» **What is expected**: Copy each line that holds "Output".

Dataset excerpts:
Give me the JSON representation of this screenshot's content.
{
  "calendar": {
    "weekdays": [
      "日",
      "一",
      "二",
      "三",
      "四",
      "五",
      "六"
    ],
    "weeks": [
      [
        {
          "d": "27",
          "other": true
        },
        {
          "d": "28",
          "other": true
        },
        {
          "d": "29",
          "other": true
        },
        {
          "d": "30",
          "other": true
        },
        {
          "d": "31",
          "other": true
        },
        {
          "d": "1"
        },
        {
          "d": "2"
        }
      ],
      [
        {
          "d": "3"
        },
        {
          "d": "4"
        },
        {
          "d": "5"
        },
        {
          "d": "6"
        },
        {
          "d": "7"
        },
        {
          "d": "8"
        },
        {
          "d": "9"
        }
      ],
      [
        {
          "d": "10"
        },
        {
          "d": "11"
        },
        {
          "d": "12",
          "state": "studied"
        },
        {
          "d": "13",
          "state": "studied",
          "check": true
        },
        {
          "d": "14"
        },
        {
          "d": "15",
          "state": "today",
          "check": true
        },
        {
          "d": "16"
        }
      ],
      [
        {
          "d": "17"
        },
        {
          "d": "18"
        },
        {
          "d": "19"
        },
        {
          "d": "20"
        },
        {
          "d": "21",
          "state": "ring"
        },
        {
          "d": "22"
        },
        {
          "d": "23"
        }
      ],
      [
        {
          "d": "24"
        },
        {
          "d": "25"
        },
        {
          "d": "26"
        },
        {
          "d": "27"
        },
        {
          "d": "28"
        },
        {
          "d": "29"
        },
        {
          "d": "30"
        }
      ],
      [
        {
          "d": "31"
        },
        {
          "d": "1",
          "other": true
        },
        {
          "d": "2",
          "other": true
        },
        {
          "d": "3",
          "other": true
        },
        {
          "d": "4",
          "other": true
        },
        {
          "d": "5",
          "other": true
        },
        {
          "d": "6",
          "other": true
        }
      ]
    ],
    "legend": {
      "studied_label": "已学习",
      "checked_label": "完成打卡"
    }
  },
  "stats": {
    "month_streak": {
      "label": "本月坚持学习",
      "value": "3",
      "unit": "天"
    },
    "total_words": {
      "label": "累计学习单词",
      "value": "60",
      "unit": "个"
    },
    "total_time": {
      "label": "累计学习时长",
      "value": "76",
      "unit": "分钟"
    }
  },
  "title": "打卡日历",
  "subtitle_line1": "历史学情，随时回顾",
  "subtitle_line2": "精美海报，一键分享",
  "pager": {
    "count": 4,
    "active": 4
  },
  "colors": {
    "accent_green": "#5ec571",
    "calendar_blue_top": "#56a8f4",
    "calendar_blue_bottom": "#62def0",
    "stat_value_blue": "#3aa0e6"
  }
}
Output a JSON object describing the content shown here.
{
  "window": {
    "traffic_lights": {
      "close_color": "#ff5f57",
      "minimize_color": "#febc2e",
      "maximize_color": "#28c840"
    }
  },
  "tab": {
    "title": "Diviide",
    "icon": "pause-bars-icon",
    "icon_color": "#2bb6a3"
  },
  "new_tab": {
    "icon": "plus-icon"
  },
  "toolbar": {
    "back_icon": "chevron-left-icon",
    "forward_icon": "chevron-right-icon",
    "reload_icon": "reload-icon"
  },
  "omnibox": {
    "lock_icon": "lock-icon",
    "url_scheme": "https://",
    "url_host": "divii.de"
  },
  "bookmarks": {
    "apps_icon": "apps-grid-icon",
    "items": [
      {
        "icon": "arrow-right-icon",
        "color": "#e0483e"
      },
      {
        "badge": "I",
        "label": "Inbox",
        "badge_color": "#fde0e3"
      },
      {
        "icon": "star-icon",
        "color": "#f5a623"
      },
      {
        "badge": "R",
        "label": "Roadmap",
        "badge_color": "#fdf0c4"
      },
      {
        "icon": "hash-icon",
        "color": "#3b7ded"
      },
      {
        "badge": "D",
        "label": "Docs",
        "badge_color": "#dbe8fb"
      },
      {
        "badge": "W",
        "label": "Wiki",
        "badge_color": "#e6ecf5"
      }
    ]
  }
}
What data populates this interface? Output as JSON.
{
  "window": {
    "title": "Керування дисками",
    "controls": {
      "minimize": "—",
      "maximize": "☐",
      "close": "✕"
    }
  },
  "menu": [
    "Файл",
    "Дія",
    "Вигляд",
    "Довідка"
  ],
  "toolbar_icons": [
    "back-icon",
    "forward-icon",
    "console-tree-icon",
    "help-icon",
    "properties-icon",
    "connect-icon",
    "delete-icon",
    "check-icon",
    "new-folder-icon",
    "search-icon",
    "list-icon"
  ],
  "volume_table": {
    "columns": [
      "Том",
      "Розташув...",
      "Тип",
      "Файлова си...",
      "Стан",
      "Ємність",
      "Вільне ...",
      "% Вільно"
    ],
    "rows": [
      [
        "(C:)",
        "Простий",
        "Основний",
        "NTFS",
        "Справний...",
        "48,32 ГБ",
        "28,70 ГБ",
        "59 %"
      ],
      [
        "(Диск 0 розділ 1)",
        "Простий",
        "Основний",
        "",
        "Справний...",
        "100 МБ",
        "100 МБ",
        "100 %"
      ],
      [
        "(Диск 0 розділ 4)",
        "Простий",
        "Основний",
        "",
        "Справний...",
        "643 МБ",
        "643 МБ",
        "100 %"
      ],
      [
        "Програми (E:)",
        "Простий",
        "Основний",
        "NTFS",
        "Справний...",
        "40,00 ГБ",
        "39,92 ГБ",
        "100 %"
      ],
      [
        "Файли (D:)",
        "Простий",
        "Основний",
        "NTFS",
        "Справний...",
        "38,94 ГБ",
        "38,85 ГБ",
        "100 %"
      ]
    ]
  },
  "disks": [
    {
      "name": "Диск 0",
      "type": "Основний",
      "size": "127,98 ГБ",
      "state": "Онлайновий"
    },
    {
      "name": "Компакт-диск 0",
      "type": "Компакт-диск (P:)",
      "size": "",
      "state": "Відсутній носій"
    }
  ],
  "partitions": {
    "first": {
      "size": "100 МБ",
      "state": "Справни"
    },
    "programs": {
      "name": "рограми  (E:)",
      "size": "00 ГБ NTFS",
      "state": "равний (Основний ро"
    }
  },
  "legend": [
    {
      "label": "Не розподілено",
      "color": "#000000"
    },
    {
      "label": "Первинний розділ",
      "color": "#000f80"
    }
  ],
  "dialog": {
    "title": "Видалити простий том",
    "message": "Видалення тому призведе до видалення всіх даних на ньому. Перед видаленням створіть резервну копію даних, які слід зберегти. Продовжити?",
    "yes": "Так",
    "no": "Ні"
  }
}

» **Solution**:
Output a JSON object describing the content shown here.
What data populates this interface? Output as JSON.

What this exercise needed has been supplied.